[Entries with figure data]
::::

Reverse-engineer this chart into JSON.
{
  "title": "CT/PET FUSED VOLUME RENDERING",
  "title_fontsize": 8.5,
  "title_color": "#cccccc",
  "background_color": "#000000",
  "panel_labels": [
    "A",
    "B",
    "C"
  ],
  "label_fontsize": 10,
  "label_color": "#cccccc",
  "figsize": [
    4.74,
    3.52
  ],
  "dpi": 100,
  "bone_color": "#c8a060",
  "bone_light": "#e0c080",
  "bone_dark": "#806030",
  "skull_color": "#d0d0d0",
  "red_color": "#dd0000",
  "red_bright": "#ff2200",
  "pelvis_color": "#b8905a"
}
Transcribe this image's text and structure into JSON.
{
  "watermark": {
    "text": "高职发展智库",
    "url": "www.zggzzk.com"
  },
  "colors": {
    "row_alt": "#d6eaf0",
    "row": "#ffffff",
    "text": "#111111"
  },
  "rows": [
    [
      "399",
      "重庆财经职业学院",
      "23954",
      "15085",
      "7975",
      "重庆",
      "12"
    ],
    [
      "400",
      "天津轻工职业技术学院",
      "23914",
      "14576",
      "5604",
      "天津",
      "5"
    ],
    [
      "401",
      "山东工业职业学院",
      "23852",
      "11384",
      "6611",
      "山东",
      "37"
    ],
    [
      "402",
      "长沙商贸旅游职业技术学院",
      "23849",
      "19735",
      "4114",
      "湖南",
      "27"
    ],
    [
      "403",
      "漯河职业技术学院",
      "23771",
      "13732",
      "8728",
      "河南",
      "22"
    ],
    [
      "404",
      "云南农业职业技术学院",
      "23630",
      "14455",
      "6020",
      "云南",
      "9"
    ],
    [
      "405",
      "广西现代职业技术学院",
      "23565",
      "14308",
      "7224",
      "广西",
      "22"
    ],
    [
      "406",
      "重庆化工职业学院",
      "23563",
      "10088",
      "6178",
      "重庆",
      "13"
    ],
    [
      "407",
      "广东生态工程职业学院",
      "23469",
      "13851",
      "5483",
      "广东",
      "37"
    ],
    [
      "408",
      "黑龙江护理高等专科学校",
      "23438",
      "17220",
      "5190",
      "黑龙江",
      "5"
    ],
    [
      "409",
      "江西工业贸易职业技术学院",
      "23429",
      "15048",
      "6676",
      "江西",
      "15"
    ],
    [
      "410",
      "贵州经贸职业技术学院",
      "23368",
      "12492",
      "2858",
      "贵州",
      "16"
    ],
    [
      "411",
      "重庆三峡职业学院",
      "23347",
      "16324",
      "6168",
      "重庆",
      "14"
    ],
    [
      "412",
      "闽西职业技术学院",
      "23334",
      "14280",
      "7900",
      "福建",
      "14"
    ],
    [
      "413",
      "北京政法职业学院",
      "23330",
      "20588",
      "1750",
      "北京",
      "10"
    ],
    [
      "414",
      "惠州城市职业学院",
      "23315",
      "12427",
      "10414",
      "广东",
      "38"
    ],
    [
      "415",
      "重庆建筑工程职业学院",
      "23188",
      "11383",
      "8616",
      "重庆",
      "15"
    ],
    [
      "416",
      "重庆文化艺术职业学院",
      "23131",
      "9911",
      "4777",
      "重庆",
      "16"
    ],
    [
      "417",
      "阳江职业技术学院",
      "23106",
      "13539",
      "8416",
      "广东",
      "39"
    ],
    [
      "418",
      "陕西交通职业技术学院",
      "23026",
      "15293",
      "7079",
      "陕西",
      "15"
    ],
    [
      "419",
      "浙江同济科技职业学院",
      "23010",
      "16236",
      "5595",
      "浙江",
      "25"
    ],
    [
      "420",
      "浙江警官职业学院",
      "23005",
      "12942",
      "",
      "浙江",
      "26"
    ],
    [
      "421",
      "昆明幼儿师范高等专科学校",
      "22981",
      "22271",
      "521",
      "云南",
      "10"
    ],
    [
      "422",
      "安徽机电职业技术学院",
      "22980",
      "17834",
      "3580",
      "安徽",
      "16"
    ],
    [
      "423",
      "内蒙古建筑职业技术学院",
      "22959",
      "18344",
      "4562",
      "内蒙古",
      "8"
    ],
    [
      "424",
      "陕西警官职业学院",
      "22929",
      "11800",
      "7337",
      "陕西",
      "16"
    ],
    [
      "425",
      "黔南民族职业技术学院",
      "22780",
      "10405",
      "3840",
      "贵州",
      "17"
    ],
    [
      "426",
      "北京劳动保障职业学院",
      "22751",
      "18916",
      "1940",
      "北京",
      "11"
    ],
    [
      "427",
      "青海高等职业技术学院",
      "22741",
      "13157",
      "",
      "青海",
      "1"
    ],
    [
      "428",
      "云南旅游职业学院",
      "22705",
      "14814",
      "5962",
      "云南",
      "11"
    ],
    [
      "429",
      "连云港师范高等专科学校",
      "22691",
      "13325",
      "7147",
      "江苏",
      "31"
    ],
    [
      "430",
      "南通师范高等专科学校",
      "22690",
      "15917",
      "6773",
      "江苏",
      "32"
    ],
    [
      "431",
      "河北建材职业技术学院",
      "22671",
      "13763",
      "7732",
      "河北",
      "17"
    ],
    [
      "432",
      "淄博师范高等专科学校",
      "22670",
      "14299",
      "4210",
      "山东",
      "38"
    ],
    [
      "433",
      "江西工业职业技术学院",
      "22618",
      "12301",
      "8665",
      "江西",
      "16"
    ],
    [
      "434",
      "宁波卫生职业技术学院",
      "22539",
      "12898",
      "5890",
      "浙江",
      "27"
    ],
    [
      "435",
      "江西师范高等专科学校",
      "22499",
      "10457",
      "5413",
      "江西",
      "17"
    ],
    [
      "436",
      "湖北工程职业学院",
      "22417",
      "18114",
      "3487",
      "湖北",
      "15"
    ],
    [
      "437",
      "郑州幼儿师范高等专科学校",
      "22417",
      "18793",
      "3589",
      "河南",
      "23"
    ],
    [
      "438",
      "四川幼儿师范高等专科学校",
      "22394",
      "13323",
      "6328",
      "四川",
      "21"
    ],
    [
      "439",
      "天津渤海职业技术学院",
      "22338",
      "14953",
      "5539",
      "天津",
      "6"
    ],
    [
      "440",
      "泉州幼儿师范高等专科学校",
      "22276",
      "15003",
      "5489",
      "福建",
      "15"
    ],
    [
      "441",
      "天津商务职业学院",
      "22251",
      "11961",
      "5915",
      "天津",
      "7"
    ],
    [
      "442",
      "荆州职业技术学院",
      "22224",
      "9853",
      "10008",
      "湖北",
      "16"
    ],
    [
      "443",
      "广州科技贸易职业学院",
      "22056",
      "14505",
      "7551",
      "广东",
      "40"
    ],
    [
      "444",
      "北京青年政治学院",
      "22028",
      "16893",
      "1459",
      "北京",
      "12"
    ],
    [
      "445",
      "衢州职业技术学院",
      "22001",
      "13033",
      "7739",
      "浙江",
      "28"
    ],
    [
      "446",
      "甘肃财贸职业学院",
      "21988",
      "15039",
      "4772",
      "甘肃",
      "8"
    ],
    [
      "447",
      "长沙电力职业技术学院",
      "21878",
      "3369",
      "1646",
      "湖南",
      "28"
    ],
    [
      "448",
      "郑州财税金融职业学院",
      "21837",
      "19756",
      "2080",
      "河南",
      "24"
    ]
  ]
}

::::

Write out the entire listing exactly.

Reverse-engineer this chart into JSON.
{
  "title": "CT/PET FUSED VOLUME RENDERING",
  "title_fontsize": 8.5,
  "title_color": "#cccccc",
  "background_color": "#000000",
  "panel_labels": [
    "A",
    "B",
    "C"
  ],
  "label_fontsize": 10,
  "label_color": "#cccccc",
  "figsize": [
    4.74,
    3.52
  ],
  "dpi": 100,
  "bone_color": "#c8a060",
  "bone_light": "#e0c080",
  "bone_dark": "#806030",
  "skull_color": "#d0d0d0",
  "red_color": "#dd0000",
  "red_bright": "#ff2200",
  "pelvis_color": "#b8905a"
}
Transcribe this image's text and structure into JSON.
{
  "watermark": {
    "text": "高职发展智库",
    "url": "www.zggzzk.com"
  },
  "colors": {
    "row_alt": "#d6eaf0",
    "row": "#ffffff",
    "text": "#111111"
  },
  "rows": [
    [
      "399",
      "重庆财经职业学院",
      "23954",
      "15085",
      "7975",
      "重庆",
      "12"
    ],
    [
      "400",
      "天津轻工职业技术学院",
      "23914",
      "14576",
      "5604",
      "天津",
      "5"
    ],
    [
      "401",
      "山东工业职业学院",
      "23852",
      "11384",
      "6611",
      "山东",
      "37"
    ],
    [
      "402",
      "长沙商贸旅游职业技术学院",
      "23849",
      "19735",
      "4114",
      "湖南",
      "27"
    ],
    [
      "403",
      "漯河职业技术学院",
      "23771",
      "13732",
      "8728",
      "河南",
      "22"
    ],
    [
      "404",
      "云南农业职业技术学院",
      "23630",
      "14455",
      "6020",
      "云南",
      "9"
    ],
    [
      "405",
      "广西现代职业技术学院",
      "23565",
      "14308",
      "7224",
      "广西",
      "22"
    ],
    [
      "406",
      "重庆化工职业学院",
      "23563",
      "10088",
      "6178",
      "重庆",
      "13"
    ],
    [
      "407",
      "广东生态工程职业学院",
      "23469",
      "13851",
      "5483",
      "广东",
      "37"
    ],
    [
      "408",
      "黑龙江护理高等专科学校",
      "23438",
      "17220",
      "5190",
      "黑龙江",
      "5"
    ],
    [
      "409",
      "江西工业贸易职业技术学院",
      "23429",
      "15048",
      "6676",
      "江西",
      "15"
    ],
    [
      "410",
      "贵州经贸职业技术学院",
      "23368",
      "12492",
      "2858",
      "贵州",
      "16"
    ],
    [
      "411",
      "重庆三峡职业学院",
      "23347",
      "16324",
      "6168",
      "重庆",
      "14"
    ],
    [
      "412",
      "闽西职业技术学院",
      "23334",
      "14280",
      "7900",
      "福建",
      "14"
    ],
    [
      "413",
      "北京政法职业学院",
      "23330",
      "20588",
      "1750",
      "北京",
      "10"
    ],
    [
      "414",
      "惠州城市职业学院",
      "23315",
      "12427",
      "10414",
      "广东",
      "38"
    ],
    [
      "415",
      "重庆建筑工程职业学院",
      "23188",
      "11383",
      "8616",
      "重庆",
      "15"
    ],
    [
      "416",
      "重庆文化艺术职业学院",
      "23131",
      "9911",
      "4777",
      "重庆",
      "16"
    ],
    [
      "417",
      "阳江职业技术学院",
      "23106",
      "13539",
      "8416",
      "广东",
      "39"
    ],
    [
      "418",
      "陕西交通职业技术学院",
      "23026",
      "15293",
      "7079",
      "陕西",
      "15"
    ],
    [
      "419",
      "浙江同济科技职业学院",
      "23010",
      "16236",
      "5595",
      "浙江",
      "25"
    ],
    [
      "420",
      "浙江警官职业学院",
      "23005",
      "12942",
      "",
      "浙江",
      "26"
    ],
    [
      "421",
      "昆明幼儿师范高等专科学校",
      "22981",
      "22271",
      "521",
      "云南",
      "10"
    ],
    [
      "422",
      "安徽机电职业技术学院",
      "22980",
      "17834",
      "3580",
      "安徽",
      "16"
    ],
    [
      "423",
      "内蒙古建筑职业技术学院",
      "22959",
      "18344",
      "4562",
      "内蒙古",
      "8"
    ],
    [
      "424",
      "陕西警官职业学院",
      "22929",
      "11800",
      "7337",
      "陕西",
      "16"
    ],
    [
      "425",
      "黔南民族职业技术学院",
      "22780",
      "10405",
      "3840",
      "贵州",
      "17"
    ],
    [
      "426",
      "北京劳动保障职业学院",
      "22751",
      "18916",
      "1940",
      "北京",
      "11"
    ],
    [
      "427",
      "青海高等职业技术学院",
      "22741",
      "13157",
      "",
      "青海",
      "1"
    ],
    [
      "428",
      "云南旅游职业学院",
      "22705",
      "14814",
      "5962",
      "云南",
      "11"
    ],
    [
      "429",
      "连云港师范高等专科学校",
      "22691",
      "13325",
      "7147",
      "江苏",
      "31"
    ],
    [
      "430",
      "南通师范高等专科学校",
      "22690",
      "15917",
      "6773",
      "江苏",
      "32"
    ],
    [
      "431",
      "河北建材职业技术学院",
      "22671",
      "13763",
      "7732",
      "河北",
      "17"
    ],
    [
      "432",
      "淄博师范高等专科学校",
      "22670",
      "14299",
      "4210",
      "山东",
      "38"
    ],
    [
      "433",
      "江西工业职业技术学院",
      "22618",
      "12301",
      "8665",
      "江西",
      "16"
    ],
    [
      "434",
      "宁波卫生职业技术学院",
      "22539",
      "12898",
      "5890",
      "浙江",
      "27"
    ],
    [
      "435",
      "江西师范高等专科学校",
      "22499",
      "10457",
      "5413",
      "江西",
      "17"
    ],
    [
      "436",
      "湖北工程职业学院",
      "22417",
      "18114",
      "3487",
      "湖北",
      "15"
    ],
    [
      "437",
      "郑州幼儿师范高等专科学校",
      "22417",
      "18793",
      "3589",
      "河南",
      "23"
    ],
    [
      "438",
      "四川幼儿师范高等专科学校",
      "22394",
      "13323",
      "6328",
      "四川",
      "21"
    ],
    [
      "439",
      "天津渤海职业技术学院",
      "22338",
      "14953",
      "5539",
      "天津",
      "6"
    ],
    [
      "440",
      "泉州幼儿师范高等专科学校",
      "22276",
      "15003",
      "5489",
      "福建",
      "15"
    ],
    [
      "441",
      "天津商务职业学院",
      "22251",
      "11961",
      "5915",
      "天津",
      "7"
    ],
    [
      "442",
      "荆州职业技术学院",
      "22224",
      "9853",
      "10008",
      "湖北",
      "16"
    ],
    [
      "443",
      "广州科技贸易职业学院",
      "22056",
      "14505",
      "7551",
      "广东",
      "40"
    ],
    [
      "444",
      "北京青年政治学院",
      "22028",
      "16893",
      "1459",
      "北京",
      "12"
    ],
    [
      "445",
      "衢州职业技术学院",
      "22001",
      "13033",
      "7739",
      "浙江",
      "28"
    ],
    [
      "446",
      "甘肃财贸职业学院",
      "21988",
      "15039",
      "4772",
      "甘肃",
      "8"
    ],
    [
      "447",
      "长沙电力职业技术学院",
      "21878",
      "3369",
      "1646",
      "湖南",
      "28"
    ],
    [
      "448",
      "郑州财税金融职业学院",
      "21837",
      "19756",
      "2080",
      "河南",
      "24"
    ]
  ]
}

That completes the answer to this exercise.